───── Material provided ─────

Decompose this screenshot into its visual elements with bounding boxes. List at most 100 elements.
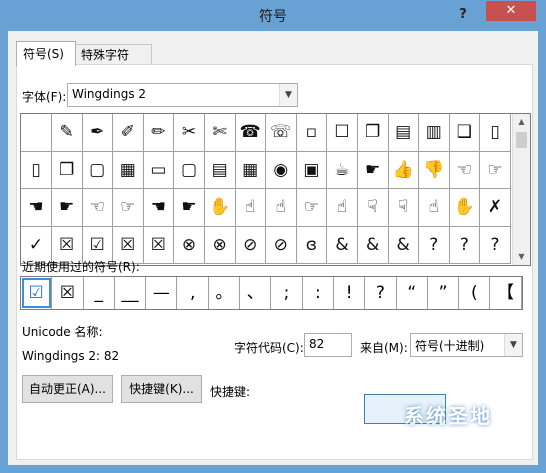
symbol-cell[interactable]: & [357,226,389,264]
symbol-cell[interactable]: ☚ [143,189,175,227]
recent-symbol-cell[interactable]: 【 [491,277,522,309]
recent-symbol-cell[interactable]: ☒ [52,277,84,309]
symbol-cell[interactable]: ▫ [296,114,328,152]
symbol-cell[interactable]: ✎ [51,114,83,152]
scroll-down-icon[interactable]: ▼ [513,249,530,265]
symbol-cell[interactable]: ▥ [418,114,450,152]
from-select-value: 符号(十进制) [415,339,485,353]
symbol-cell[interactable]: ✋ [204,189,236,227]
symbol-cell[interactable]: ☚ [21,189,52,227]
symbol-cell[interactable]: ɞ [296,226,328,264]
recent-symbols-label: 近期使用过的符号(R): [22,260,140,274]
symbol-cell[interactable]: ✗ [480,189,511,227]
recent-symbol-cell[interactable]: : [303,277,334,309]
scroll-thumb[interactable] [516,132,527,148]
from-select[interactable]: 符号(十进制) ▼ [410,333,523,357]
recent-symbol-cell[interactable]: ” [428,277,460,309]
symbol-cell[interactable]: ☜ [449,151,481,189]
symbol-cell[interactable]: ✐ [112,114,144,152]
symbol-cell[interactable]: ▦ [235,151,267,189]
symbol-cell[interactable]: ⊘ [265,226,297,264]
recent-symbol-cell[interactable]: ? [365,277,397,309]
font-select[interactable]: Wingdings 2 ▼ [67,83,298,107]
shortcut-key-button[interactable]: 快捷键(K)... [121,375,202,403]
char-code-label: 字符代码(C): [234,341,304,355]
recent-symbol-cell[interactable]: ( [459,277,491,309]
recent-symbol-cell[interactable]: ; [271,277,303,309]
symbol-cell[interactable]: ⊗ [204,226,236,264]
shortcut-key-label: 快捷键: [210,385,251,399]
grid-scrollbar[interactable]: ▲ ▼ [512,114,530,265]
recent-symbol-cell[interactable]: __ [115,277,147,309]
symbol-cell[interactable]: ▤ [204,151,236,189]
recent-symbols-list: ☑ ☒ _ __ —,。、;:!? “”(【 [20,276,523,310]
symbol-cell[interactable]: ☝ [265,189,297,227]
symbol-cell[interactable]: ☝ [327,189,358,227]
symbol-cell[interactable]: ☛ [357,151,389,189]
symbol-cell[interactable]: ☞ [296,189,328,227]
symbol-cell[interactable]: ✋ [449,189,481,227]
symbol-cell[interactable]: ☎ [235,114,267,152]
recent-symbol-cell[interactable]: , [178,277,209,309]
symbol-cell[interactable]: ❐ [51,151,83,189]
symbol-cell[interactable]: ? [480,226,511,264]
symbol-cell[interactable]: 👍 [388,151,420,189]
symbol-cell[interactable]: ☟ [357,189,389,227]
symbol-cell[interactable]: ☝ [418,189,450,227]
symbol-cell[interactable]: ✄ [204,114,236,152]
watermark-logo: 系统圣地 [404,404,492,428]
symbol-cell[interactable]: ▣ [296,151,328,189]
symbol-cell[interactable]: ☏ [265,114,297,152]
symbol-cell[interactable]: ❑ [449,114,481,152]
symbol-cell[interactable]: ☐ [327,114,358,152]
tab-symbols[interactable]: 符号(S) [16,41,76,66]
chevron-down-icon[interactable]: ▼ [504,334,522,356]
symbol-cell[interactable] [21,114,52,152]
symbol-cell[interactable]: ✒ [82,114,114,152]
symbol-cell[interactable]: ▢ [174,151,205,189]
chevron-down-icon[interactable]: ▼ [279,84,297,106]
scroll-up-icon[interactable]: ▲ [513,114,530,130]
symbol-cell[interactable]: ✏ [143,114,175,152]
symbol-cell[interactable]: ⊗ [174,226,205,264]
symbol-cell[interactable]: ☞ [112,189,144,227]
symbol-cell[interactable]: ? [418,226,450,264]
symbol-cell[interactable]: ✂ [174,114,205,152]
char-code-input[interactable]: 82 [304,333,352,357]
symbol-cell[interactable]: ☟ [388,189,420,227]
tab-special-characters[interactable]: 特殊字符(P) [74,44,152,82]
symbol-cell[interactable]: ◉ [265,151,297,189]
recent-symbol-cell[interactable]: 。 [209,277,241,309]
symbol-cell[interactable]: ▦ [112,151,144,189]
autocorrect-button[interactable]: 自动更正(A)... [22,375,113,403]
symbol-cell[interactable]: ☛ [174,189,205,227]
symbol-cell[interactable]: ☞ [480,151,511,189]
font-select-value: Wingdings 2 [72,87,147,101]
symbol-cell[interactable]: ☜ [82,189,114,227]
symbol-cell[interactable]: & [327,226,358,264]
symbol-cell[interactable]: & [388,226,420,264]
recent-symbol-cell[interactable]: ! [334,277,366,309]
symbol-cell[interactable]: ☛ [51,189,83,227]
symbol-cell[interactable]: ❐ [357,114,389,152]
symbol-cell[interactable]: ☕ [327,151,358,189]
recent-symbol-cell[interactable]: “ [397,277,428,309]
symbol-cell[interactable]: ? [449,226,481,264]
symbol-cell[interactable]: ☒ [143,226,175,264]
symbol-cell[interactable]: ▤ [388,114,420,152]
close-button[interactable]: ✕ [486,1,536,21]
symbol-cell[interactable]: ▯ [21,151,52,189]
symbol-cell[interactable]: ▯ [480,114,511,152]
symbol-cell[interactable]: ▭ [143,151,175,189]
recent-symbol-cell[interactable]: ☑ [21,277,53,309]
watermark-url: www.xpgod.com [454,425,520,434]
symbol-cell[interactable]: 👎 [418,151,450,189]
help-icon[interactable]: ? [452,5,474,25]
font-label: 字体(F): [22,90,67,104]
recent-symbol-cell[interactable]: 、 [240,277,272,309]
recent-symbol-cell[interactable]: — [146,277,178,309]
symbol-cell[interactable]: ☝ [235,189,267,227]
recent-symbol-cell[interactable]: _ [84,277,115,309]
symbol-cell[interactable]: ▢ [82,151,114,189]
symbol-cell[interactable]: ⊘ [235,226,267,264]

─────
───── Material provided ─────

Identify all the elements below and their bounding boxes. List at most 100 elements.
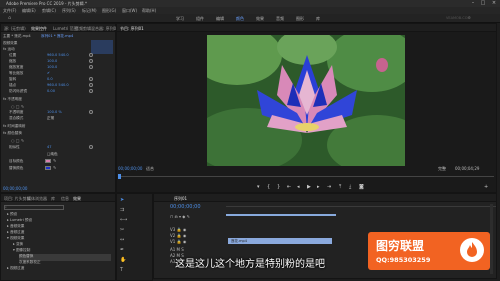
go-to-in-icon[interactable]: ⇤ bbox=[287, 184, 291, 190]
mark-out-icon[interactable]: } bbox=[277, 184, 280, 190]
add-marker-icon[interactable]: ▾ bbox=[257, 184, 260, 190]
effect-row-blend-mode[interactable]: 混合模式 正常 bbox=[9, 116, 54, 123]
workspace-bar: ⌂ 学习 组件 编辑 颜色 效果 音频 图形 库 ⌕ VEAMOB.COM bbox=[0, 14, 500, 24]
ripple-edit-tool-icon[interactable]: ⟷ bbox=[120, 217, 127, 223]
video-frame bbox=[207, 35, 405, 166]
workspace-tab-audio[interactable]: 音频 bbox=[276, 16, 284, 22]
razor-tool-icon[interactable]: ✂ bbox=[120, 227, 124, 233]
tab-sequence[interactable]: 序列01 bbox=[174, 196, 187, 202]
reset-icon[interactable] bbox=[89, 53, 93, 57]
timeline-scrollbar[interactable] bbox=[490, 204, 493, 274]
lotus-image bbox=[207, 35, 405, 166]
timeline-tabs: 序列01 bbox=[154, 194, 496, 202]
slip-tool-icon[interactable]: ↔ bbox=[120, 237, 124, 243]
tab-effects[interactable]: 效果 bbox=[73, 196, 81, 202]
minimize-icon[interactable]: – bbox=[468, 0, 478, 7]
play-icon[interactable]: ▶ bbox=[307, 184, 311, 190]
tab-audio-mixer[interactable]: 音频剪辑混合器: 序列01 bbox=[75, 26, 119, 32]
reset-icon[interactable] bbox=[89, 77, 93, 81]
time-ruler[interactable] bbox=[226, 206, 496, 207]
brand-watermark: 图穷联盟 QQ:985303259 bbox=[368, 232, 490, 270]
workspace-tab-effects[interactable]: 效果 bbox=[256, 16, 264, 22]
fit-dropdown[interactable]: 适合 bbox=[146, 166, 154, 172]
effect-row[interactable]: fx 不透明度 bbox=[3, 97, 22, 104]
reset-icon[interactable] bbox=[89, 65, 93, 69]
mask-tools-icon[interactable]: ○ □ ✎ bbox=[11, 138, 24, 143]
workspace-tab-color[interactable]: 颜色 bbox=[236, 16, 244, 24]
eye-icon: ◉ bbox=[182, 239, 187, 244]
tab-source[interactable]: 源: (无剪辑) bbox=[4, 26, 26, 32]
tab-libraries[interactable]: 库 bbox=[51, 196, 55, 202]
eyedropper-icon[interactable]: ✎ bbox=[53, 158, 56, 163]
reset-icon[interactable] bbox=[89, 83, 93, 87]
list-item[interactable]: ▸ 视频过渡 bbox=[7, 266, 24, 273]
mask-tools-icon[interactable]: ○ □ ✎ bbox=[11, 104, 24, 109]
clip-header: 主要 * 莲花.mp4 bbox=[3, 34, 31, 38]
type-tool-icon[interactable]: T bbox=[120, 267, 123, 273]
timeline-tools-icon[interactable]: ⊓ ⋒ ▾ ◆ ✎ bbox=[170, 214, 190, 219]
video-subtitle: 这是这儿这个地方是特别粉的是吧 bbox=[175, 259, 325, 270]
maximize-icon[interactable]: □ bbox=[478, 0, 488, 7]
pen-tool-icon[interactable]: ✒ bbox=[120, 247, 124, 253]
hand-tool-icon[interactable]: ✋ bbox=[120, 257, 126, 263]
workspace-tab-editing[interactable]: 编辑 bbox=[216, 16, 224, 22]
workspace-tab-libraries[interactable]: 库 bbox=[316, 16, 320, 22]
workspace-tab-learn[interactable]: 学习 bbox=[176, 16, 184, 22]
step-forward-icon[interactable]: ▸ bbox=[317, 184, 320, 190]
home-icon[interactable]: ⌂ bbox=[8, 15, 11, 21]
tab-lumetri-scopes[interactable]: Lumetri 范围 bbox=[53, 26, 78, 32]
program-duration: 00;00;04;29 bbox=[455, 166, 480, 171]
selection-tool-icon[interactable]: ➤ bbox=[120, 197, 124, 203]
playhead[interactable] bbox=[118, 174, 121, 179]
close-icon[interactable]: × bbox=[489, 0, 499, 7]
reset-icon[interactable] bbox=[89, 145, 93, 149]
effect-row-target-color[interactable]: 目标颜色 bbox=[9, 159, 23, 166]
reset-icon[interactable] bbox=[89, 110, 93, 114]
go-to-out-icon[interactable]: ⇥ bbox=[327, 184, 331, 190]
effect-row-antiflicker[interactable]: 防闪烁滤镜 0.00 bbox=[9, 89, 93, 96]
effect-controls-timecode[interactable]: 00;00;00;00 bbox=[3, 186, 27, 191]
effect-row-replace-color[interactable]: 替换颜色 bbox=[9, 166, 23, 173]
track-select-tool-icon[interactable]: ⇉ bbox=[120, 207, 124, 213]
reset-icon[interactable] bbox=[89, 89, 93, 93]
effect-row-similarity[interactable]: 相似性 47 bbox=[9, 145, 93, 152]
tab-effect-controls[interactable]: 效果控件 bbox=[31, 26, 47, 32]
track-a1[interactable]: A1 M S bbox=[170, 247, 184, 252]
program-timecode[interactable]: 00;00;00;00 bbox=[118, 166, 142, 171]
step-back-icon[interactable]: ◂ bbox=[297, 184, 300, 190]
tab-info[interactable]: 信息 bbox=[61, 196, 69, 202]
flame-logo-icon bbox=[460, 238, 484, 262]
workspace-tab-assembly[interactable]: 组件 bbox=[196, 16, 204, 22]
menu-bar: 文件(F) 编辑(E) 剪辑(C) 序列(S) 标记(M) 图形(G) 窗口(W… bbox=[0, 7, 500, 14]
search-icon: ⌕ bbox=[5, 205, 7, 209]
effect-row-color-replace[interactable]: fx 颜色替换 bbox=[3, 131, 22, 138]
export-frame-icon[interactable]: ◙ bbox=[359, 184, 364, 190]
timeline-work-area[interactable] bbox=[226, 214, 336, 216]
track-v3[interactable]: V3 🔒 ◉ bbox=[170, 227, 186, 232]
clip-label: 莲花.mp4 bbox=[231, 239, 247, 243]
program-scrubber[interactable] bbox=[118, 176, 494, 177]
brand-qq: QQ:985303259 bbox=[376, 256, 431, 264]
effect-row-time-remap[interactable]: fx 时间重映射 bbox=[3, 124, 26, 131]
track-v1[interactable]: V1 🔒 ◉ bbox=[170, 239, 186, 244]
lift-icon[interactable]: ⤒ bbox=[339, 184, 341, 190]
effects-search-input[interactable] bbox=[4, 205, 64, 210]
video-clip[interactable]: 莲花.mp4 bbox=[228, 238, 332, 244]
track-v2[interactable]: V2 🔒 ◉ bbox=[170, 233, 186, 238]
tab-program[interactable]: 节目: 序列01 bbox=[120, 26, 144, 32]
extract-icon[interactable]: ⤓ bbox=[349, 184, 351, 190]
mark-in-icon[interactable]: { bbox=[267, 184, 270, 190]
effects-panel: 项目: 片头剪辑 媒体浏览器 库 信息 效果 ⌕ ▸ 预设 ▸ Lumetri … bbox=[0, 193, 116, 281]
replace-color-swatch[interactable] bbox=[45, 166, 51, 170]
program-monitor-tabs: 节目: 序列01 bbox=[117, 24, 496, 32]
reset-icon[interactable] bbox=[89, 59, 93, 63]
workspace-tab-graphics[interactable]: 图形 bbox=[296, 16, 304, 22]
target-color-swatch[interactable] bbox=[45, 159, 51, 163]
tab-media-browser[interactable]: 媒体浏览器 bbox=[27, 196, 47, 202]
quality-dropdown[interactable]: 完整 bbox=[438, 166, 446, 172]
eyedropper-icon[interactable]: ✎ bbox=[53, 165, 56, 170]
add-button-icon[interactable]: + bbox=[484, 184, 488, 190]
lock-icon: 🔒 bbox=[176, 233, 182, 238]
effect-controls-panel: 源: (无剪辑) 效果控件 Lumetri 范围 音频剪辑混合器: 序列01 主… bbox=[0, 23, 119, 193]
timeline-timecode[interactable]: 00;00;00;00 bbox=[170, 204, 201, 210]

─────

**Goal of the exercise:**
Reproduce the rows from the one containing "symbol-cell[interactable]: & [357,226,389,264]" down to the one containing "font-select[interactable]: Wingdings 2", swapping "interactable" for "clickable" and leaving everything else unchanged.

**Exercise response:**
symbol-cell[clickable]: & [357,226,389,264]
symbol-cell[clickable]: ☚ [143,189,175,227]
recent-symbol-cell[clickable]: 【 [491,277,522,309]
recent-symbol-cell[clickable]: ☒ [52,277,84,309]
symbol-cell[clickable]: ▫ [296,114,328,152]
symbol-cell[clickable]: ✎ [51,114,83,152]
scroll-down-icon[clickable]: ▼ [513,249,530,265]
symbol-cell[clickable]: ▥ [418,114,450,152]
from-select-value: 符号(十进制) [415,339,485,353]
symbol-cell[clickable]: ✋ [204,189,236,227]
symbol-cell[clickable]: ☚ [21,189,52,227]
symbol-cell[clickable]: ɞ [296,226,328,264]
recent-symbols-label: 近期使用过的符号(R): [22,260,140,274]
symbol-cell[clickable]: ✗ [480,189,511,227]
recent-symbol-cell[clickable]: : [303,277,334,309]
scroll-thumb[clickable] [516,132,527,148]
from-select[clickable]: 符号(十进制) ▼ [410,333,523,357]
recent-symbol-cell[clickable]: ” [428,277,460,309]
symbol-cell[clickable]: ☜ [449,151,481,189]
symbol-cell[clickable]: ✐ [112,114,144,152]
symbol-cell[clickable]: ▦ [235,151,267,189]
symbol-cell[clickable]: ⊘ [265,226,297,264]
recent-symbol-cell[clickable]: ? [365,277,397,309]
font-select[clickable]: Wingdings 2 ▼ [67,83,298,107]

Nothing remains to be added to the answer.